Most DevOps engineers transitioned from development or system administration backgrounds. Pure entry-level DevOps roles exist but are rare.

Who Actually Thrives

You’ll love DevOps if you:

  • Enjoy coding AND infrastructure (the bridge appeals to you)
  • Want to see immediate impact from automation
  • Thrive in fast-paced, ship-often environments
  • Handle on-call responsibilities well

You’ll struggle if you:

  • Prefer deep specialization over breadth
  • Dislike context-switching between tasks
  • Need strict work-life boundaries (on-call is common)

Honest take: DevOps pays well because it’s demanding. The on-call culture burns out many people. Make sure you’re genuinely interested in automation before committing.

See our DevOps career guide and DevOps vs SRE comparison for more details.

Data Analytics: Lowest Entry Barrier, Steady Growth

What You’ll Actually Do

Data analysts transform raw data into insights that drive business decisions. Daily work includes:

  • Querying databases with SQL
  • Cleaning and organizing datasets
  • Building dashboards and visualizations
  • Creating reports for stakeholders
  • Identifying trends and patterns
  • Presenting findings to non-technical audiences

You’re the translator between raw numbers and actionable business intelligence.
--- --- ---
▶ Required actions:
1. In the career passage, which backgrounds did most DevOps engineers come from?
2. List each daily task of a data analyst that the career passage names.
--- --- ---
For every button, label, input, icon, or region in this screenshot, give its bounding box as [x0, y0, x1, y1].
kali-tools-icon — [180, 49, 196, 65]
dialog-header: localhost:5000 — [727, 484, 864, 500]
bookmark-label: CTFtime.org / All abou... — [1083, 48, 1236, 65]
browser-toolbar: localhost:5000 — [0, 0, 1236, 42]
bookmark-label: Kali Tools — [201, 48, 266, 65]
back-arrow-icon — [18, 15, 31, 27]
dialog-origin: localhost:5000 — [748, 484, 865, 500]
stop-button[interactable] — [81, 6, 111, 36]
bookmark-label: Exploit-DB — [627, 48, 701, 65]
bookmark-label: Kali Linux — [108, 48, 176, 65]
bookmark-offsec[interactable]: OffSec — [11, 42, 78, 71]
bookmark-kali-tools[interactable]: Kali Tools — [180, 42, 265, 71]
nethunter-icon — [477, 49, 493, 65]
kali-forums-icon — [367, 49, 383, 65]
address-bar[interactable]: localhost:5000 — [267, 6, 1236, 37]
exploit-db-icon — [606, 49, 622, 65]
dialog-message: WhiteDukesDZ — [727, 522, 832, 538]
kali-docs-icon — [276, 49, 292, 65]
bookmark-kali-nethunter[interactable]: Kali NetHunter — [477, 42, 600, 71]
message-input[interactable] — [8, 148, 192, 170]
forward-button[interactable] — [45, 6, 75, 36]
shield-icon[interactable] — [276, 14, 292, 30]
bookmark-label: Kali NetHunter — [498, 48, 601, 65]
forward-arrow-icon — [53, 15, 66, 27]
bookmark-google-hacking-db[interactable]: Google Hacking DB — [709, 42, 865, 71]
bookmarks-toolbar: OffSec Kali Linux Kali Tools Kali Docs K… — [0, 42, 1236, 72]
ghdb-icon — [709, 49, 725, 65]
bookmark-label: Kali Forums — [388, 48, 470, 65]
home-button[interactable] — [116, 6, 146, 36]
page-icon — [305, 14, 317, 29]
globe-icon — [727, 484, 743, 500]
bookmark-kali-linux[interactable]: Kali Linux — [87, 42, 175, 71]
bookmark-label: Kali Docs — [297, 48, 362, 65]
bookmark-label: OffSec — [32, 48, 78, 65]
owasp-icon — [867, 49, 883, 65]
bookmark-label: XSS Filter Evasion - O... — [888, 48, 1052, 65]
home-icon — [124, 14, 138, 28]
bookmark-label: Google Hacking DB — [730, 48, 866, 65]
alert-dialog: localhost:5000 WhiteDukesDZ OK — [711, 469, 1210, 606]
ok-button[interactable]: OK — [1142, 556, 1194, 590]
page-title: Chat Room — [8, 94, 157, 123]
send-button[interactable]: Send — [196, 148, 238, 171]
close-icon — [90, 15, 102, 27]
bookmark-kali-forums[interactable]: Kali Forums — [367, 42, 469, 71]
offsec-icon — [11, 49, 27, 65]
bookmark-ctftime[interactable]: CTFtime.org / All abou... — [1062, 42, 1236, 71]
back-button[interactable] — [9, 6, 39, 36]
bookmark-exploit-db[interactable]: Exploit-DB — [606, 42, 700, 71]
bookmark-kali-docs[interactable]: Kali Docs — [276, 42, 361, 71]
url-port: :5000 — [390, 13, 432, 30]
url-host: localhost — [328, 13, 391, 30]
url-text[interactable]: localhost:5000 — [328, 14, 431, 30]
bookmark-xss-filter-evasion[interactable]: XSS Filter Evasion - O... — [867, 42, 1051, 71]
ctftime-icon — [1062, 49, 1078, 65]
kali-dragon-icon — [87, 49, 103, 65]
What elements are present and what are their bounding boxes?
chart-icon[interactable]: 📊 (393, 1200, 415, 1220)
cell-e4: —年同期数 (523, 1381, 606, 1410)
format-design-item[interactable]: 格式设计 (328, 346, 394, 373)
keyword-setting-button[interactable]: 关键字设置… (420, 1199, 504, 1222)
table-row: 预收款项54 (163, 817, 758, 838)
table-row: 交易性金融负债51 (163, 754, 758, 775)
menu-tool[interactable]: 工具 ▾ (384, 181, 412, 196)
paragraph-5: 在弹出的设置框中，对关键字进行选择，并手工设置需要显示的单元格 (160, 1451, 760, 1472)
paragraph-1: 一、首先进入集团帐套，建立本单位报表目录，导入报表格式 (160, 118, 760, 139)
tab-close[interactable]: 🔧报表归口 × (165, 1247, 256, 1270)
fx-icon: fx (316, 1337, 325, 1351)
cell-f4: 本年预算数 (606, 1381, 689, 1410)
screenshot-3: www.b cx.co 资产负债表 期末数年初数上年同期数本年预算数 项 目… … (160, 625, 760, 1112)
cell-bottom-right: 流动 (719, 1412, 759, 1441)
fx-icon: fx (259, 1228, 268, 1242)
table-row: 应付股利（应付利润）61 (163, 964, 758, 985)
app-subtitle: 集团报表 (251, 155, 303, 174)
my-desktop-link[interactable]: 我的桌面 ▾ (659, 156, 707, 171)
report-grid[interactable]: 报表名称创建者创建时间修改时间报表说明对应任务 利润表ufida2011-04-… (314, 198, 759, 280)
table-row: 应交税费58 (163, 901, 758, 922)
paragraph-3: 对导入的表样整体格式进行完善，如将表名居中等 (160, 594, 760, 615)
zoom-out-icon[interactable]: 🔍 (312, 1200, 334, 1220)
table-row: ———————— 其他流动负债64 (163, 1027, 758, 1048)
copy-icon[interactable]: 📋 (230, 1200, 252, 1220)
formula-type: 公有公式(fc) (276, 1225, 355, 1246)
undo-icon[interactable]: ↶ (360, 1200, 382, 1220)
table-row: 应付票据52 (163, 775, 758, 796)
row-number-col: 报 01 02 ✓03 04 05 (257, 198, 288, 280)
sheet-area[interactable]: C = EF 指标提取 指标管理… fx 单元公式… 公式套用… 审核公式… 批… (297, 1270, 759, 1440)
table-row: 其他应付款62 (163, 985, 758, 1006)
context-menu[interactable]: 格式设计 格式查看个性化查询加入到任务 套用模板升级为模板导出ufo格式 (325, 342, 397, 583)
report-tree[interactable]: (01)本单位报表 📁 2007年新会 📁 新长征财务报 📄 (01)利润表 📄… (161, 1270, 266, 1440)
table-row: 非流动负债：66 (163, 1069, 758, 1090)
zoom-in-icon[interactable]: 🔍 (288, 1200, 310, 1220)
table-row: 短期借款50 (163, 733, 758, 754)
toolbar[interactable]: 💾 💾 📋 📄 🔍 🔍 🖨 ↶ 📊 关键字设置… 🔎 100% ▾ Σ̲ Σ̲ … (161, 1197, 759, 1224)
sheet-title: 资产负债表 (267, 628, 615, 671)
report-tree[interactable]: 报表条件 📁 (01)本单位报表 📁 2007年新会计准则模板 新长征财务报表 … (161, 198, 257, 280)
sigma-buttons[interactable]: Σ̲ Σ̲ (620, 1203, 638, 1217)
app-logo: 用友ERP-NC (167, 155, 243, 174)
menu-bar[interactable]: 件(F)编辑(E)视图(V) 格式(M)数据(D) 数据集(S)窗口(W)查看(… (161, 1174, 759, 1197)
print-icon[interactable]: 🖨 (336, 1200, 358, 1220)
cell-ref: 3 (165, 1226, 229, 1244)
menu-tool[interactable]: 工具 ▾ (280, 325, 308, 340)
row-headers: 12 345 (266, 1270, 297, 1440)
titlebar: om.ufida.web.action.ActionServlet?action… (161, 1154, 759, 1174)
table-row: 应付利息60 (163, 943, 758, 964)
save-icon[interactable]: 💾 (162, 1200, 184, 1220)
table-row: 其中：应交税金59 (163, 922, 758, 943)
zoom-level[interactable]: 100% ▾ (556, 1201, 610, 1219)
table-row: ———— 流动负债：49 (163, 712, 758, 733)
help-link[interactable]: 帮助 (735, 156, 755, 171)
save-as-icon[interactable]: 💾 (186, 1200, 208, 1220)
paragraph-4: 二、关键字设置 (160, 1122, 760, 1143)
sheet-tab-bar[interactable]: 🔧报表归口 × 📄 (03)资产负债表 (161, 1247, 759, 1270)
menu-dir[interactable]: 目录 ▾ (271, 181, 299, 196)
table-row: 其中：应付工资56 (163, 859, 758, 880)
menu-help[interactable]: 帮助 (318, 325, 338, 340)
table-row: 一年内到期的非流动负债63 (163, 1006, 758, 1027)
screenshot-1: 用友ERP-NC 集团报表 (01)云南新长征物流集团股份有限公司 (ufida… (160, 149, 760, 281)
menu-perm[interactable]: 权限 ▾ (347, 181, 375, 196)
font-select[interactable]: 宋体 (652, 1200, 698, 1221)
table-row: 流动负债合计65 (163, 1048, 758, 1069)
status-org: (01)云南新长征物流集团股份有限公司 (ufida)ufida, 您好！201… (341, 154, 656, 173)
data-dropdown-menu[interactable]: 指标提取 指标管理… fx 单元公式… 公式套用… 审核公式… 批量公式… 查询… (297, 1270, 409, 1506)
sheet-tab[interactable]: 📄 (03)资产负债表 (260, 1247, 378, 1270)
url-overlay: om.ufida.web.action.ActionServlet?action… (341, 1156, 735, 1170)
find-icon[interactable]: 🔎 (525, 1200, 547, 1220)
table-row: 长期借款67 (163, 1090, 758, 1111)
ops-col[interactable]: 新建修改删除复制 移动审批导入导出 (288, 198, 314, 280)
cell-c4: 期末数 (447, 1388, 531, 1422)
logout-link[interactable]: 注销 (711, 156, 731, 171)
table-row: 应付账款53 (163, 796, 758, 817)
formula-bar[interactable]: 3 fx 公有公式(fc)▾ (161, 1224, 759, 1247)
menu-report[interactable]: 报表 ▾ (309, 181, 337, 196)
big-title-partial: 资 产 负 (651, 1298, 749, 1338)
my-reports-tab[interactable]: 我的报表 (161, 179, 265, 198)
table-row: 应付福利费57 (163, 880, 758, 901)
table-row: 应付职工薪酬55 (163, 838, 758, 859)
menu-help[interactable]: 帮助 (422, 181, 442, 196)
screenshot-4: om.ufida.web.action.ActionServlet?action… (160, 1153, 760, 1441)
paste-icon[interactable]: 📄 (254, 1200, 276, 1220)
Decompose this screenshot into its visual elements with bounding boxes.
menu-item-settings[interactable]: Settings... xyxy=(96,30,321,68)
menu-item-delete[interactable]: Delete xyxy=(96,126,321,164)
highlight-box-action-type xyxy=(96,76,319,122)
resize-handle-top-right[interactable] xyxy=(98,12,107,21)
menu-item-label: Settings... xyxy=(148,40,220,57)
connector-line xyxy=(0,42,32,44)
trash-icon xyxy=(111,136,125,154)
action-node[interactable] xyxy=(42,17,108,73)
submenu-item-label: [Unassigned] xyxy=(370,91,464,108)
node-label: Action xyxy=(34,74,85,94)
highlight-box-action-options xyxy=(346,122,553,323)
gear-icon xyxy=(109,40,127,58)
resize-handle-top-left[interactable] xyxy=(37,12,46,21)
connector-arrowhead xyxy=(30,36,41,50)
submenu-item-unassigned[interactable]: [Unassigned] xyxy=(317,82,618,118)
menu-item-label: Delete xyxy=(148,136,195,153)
--- --- ---
▶ Solutions to the exercise:
1. Development or system administration.

2.
- Querying databases with SQL
- Cleaning and organizing datasets
- Building dashboards and visualizations
- Creating reports for stakeholders
- Identifying trends and patterns
- Presenting findings to non-technical audiences